Given problem => Write out each line word for word. Drop pictures.

Provided entries =>
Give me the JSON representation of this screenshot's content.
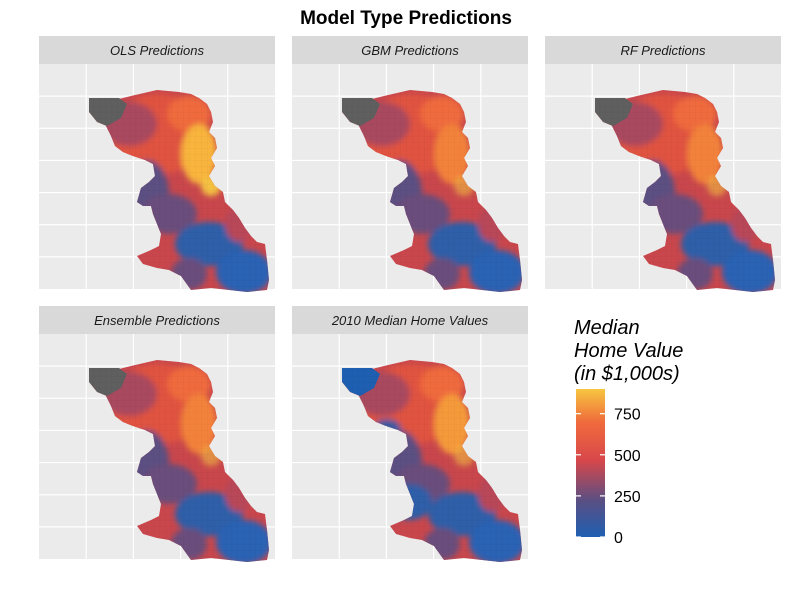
{
  "figure": {
    "title": "Model Type Predictions"
  },
  "panels": [
    {
      "label": "OLS Predictions",
      "variant": 0
    },
    {
      "label": "GBM Predictions",
      "variant": 1
    },
    {
      "label": "RF Predictions",
      "variant": 2
    },
    {
      "label": "Ensemble Predictions",
      "variant": 3
    },
    {
      "label": "2010 Median Home Values",
      "variant": 4
    }
  ],
  "legend": {
    "title_lines": [
      "Median",
      "Home Value",
      "(in $1,000s)"
    ],
    "breaks": [
      {
        "value": 750,
        "label": "750"
      },
      {
        "value": 500,
        "label": "500"
      },
      {
        "value": 250,
        "label": "250"
      },
      {
        "value": 0,
        "label": "0"
      }
    ],
    "scale_min": 0,
    "scale_max": 900,
    "colors": {
      "low": "#1f5fb2",
      "lowmid": "#5b4f82",
      "mid": "#d8474a",
      "highmid": "#f06c3c",
      "high": "#f6c640"
    }
  },
  "theme": {
    "panel_background": "#ebebeb",
    "strip_background": "#d9d9d9",
    "grid_color": "#ffffff",
    "missing_color": "#5f5f5f",
    "lake_blue_in_actuals": "#1f5fb2"
  }
}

Response below =>
Give me the JSON representation of this screenshot's content.
{
  "figure": {
    "title": "Model Type Predictions"
  },
  "panels": [
    {
      "label": "OLS Predictions",
      "variant": 0
    },
    {
      "label": "GBM Predictions",
      "variant": 1
    },
    {
      "label": "RF Predictions",
      "variant": 2
    },
    {
      "label": "Ensemble Predictions",
      "variant": 3
    },
    {
      "label": "2010 Median Home Values",
      "variant": 4
    }
  ],
  "legend": {
    "title_lines": [
      "Median",
      "Home Value",
      "(in $1,000s)"
    ],
    "breaks": [
      {
        "value": 750,
        "label": "750"
      },
      {
        "value": 500,
        "label": "500"
      },
      {
        "value": 250,
        "label": "250"
      },
      {
        "value": 0,
        "label": "0"
      }
    ],
    "scale_min": 0,
    "scale_max": 900,
    "colors": {
      "low": "#1f5fb2",
      "lowmid": "#5b4f82",
      "mid": "#d8474a",
      "highmid": "#f06c3c",
      "high": "#f6c640"
    }
  },
  "theme": {
    "panel_background": "#ebebeb",
    "strip_background": "#d9d9d9",
    "grid_color": "#ffffff",
    "missing_color": "#5f5f5f",
    "lake_blue_in_actuals": "#1f5fb2"
  }
}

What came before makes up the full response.